_Required task_: From the listing below, pull out every line where the string "community" appears.

□ □ □ □ □ □ □

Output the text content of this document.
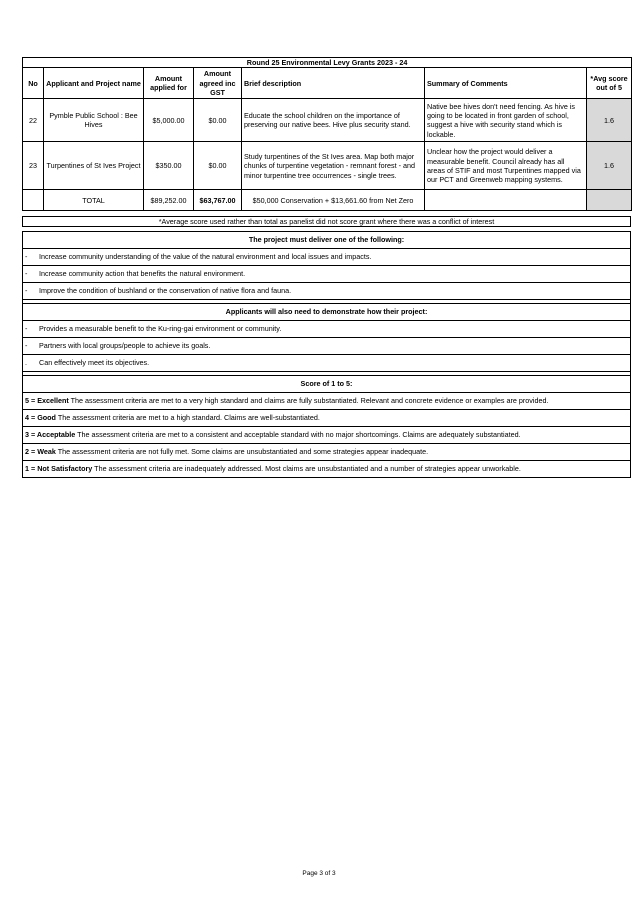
Round 25 Environmental Levy Grants 2023 - 24						
No	Applicant and Project name	Amount applied for	Amount agreed inc GST	Brief description	Summary of Comments	*Avg score out of 5
22	Pymble Public School : Bee Hives	$5,000.00	$0.00	Educate the school children on the importance of preserving our native bees. Hive plus security stand.	Native bee hives don't need fencing. As hive is going to be located in front garden of school, suggest a hive with security stand which is lockable.	1.6
23	Turpentines of St Ives Project	$350.00	$0.00	Study turpentines of the St Ives area. Map both major chunks of turpentine vegetation - remnant forest - and minor turpentine tree occurrences - single trees.	Unclear how the project would deliver a measurable benefit. Council already has all areas of STIF and most Turpentines mapped via our PCT and Greenweb mapping systems.	1.6
	TOTAL	$89,252.00	$63,767.00	$50,000 Conservation + $13,661.60 from Net Zero		
*Average score used rather than total as panelist did not score grant where there was a conflict of interest
The project must deliver one of the following:
- Increase community understanding of the value of the natural environment and local issues and impacts.
- Increase community action that benefits the natural environment.
- Improve the condition of bushland or the conservation of native flora and fauna.

Applicants will also need to demonstrate how their project:
- Provides a measurable benefit to the Ku-ring-gai environment or community.
- Partners with local groups/people to achieve its goals.
. Can effectively meet its objectives.

Score of 1 to 5:
5 = Excellent The assessment criteria are met to a very high standard and claims are fully substantiated. Relevant and concrete evidence or examples are provided.
4 = Good The assessment criteria are met to a high standard. Claims are well-substantiated.
3 = Acceptable The assessment criteria are met to a consistent and acceptable standard with no major shortcomings. Claims are adequately substantiated.
2 = Weak The assessment criteria are not fully met. Some claims are unsubstantiated and some strategies appear inadequate.
1 = Not Satisfactory The assessment criteria are inadequately addressed. Most claims are unsubstantiated and a number of strategies appear unworkable.
Page 3 of 3
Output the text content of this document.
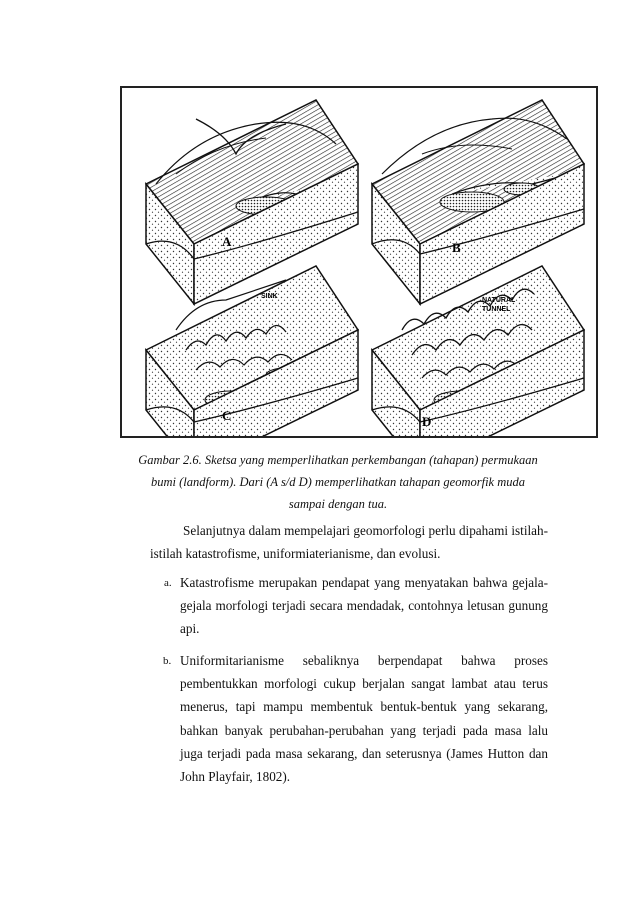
A	B
SINK
C
NATURAL
TUNNEL
D
Gambar 2.6. Sketsa yang memperlihatkan perkembangan (tahapan) permukaan
bumi (landform). Dari (A s/d D) memperlihatkan tahapan geomorfik muda
sampai dengan tua.
Selanjutnya dalam mempelajari geomorfologi perlu dipahami istilah-istilah katastrofisme, uniformiaterianisme, dan evolusi.
a. Katastrofisme merupakan pendapat yang menyatakan bahwa gejala-gejala morfologi terjadi secara mendadak, contohnya letusan gunung api.
b. Uniformitarianisme sebaliknya berpendapat bahwa proses pembentukkan morfologi cukup berjalan sangat lambat atau terus menerus, tapi mampu membentuk bentuk-bentuk yang sekarang, bahkan banyak perubahan-perubahan yang terjadi pada masa lalu juga terjadi pada masa sekarang, dan seterusnya (James Hutton dan John Playfair, 1802).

□ □ □ □ □ □ □

_The answer_:
- Increase community understanding of the value of the natural environment and local issues and impacts.
- Increase community action that benefits the natural environment.
- Provides a measurable benefit to the Ku-ring-gai environment or community.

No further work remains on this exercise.